Start RECORDS

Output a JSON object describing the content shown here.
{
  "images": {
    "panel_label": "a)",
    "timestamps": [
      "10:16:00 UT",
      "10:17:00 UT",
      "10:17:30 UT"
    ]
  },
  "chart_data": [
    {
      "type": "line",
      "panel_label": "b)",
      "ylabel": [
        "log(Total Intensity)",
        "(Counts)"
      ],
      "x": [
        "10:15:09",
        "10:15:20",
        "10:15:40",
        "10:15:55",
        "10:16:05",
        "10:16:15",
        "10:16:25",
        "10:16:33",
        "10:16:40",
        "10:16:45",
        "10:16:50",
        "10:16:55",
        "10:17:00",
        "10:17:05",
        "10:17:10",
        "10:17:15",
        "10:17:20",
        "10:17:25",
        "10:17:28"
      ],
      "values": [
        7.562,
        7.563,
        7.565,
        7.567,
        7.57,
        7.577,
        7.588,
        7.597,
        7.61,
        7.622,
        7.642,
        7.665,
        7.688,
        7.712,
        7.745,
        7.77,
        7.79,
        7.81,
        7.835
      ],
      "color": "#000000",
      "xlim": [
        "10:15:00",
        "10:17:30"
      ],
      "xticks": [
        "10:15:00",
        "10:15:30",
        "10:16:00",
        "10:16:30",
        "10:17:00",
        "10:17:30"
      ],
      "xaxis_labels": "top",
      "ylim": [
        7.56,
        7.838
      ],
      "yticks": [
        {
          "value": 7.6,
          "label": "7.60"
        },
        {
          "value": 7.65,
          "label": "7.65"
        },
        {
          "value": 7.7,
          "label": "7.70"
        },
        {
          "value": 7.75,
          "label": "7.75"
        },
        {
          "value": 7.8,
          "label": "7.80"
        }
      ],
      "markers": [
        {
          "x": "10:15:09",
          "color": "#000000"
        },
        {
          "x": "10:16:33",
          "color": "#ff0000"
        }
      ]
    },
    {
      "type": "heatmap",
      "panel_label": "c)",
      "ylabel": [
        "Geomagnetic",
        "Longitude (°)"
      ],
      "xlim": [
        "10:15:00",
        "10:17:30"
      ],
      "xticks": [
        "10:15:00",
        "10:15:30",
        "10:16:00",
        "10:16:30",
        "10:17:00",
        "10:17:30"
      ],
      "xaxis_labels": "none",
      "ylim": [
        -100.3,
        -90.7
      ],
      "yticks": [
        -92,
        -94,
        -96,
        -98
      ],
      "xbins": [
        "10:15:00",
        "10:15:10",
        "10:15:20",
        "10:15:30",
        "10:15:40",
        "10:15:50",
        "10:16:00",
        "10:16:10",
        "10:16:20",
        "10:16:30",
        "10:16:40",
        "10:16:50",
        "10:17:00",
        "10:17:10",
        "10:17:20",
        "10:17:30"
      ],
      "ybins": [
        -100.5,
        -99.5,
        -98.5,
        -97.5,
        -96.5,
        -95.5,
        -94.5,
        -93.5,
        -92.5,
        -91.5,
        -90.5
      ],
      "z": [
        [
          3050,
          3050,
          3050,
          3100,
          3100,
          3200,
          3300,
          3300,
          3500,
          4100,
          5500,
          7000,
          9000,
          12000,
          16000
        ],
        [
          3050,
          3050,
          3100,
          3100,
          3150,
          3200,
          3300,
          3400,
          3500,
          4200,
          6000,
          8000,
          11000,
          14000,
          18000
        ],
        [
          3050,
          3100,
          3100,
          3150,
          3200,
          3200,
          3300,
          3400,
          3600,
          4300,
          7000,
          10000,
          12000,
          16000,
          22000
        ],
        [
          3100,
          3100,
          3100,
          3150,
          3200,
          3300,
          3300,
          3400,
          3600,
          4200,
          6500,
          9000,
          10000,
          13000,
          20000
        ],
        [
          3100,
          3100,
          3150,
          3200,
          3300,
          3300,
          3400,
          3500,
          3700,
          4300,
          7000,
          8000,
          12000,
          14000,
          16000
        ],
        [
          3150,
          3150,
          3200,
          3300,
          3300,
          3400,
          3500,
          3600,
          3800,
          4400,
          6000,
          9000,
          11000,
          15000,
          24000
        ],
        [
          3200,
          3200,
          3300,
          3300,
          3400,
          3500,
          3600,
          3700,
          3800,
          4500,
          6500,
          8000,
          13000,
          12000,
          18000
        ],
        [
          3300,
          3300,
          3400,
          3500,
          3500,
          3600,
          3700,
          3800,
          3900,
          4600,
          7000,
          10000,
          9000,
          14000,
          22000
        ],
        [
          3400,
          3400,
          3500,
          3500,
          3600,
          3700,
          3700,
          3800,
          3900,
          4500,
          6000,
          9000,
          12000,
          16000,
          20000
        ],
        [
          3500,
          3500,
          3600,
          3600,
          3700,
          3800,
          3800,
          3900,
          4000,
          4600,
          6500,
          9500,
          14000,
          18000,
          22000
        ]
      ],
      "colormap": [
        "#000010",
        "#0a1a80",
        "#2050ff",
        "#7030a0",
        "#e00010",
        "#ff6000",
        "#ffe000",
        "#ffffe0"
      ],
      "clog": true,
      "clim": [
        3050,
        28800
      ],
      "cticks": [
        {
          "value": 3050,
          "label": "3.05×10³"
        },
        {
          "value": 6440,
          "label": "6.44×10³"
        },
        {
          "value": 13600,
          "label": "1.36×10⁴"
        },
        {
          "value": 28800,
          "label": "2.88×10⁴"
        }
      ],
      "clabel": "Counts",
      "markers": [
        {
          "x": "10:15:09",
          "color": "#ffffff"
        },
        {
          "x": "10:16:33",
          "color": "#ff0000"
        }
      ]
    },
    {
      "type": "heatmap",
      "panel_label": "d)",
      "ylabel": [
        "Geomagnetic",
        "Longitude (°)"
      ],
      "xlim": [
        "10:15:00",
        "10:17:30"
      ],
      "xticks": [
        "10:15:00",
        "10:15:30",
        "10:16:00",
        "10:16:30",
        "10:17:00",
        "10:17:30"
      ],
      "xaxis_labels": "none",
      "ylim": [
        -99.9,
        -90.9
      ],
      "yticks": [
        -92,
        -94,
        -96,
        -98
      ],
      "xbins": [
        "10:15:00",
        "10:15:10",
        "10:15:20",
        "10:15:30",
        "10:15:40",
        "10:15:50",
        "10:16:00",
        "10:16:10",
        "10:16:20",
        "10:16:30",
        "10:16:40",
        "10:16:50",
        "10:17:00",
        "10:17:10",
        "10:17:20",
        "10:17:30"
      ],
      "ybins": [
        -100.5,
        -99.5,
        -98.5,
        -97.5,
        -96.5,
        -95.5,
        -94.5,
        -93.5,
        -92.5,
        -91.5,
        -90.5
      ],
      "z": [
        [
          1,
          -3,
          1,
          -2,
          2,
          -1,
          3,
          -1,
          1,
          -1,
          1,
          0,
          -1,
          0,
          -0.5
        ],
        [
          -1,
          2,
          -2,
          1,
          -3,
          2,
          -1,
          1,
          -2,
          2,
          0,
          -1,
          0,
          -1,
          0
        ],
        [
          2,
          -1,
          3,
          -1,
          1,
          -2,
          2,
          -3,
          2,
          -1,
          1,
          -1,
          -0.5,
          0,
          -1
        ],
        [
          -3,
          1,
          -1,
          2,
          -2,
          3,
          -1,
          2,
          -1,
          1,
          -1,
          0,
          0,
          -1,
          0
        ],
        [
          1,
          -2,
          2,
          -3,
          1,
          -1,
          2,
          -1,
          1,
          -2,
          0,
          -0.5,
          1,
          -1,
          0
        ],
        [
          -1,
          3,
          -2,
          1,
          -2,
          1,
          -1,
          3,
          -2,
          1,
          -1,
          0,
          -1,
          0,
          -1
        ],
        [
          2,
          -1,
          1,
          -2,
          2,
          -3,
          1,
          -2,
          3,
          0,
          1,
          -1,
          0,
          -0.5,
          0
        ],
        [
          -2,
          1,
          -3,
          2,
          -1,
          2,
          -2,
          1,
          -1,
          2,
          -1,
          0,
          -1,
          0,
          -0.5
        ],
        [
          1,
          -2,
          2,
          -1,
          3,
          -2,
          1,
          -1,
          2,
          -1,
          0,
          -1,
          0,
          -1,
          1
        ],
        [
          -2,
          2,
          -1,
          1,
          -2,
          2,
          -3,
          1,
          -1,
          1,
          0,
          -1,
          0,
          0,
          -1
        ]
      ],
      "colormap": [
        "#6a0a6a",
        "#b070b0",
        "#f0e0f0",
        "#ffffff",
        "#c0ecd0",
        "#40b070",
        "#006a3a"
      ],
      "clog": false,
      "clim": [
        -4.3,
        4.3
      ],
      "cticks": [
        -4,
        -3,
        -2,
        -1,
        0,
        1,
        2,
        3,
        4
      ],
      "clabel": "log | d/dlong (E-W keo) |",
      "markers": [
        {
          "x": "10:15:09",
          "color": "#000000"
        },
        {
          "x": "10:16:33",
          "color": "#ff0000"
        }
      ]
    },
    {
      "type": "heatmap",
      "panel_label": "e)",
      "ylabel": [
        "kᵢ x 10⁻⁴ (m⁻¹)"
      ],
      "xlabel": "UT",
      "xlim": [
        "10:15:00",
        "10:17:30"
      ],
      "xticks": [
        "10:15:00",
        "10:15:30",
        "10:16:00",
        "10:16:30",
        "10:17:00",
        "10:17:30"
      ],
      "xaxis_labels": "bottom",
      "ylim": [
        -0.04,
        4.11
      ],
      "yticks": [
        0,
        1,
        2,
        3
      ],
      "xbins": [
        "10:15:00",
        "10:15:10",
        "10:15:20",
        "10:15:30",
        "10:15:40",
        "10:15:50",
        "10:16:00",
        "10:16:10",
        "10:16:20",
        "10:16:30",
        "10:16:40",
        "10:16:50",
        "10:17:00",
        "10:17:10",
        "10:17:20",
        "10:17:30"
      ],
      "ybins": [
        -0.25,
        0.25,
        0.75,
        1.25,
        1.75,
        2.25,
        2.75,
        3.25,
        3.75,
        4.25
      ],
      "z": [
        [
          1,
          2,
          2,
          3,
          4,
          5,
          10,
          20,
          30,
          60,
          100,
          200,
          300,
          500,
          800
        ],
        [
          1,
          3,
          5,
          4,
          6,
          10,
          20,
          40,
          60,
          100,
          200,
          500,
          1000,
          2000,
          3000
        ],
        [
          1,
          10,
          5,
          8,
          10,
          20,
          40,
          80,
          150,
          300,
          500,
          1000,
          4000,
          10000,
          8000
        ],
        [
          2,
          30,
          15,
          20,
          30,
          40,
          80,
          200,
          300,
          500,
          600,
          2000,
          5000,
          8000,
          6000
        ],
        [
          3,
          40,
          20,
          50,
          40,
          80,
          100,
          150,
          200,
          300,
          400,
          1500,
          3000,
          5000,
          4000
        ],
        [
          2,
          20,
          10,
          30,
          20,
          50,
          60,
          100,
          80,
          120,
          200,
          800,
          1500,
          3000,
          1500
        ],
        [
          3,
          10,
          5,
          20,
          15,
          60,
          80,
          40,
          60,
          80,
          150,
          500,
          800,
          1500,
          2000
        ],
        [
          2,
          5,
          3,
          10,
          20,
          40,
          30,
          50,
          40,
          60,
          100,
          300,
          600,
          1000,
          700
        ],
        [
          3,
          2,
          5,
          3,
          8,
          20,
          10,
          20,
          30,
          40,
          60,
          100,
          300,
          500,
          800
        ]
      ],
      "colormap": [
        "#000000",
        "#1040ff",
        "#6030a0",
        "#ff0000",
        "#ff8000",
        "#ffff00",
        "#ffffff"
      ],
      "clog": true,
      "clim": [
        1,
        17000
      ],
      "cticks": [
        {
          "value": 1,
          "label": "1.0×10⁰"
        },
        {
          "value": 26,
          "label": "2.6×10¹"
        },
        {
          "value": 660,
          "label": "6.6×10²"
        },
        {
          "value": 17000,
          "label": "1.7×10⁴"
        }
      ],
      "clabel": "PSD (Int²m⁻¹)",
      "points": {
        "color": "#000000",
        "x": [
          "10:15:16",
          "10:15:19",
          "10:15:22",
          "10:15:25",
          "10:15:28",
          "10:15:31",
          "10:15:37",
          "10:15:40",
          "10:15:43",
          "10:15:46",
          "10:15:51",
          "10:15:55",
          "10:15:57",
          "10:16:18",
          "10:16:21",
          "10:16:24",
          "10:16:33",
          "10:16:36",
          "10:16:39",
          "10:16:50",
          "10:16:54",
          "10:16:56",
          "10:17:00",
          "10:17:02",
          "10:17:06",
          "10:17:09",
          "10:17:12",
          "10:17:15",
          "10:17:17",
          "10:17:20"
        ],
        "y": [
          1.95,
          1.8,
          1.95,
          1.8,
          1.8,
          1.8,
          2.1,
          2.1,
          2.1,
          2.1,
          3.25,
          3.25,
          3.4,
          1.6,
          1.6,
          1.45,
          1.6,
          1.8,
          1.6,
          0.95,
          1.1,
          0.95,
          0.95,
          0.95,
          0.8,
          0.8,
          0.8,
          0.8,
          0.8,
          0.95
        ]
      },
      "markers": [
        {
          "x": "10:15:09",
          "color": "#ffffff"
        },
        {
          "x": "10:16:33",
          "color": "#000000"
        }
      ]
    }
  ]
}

End RECORDS

## STATED GOAL
Answer with one number only: how many lines above contain the word "clabel".

## SOLUTION TO THIS TASK
3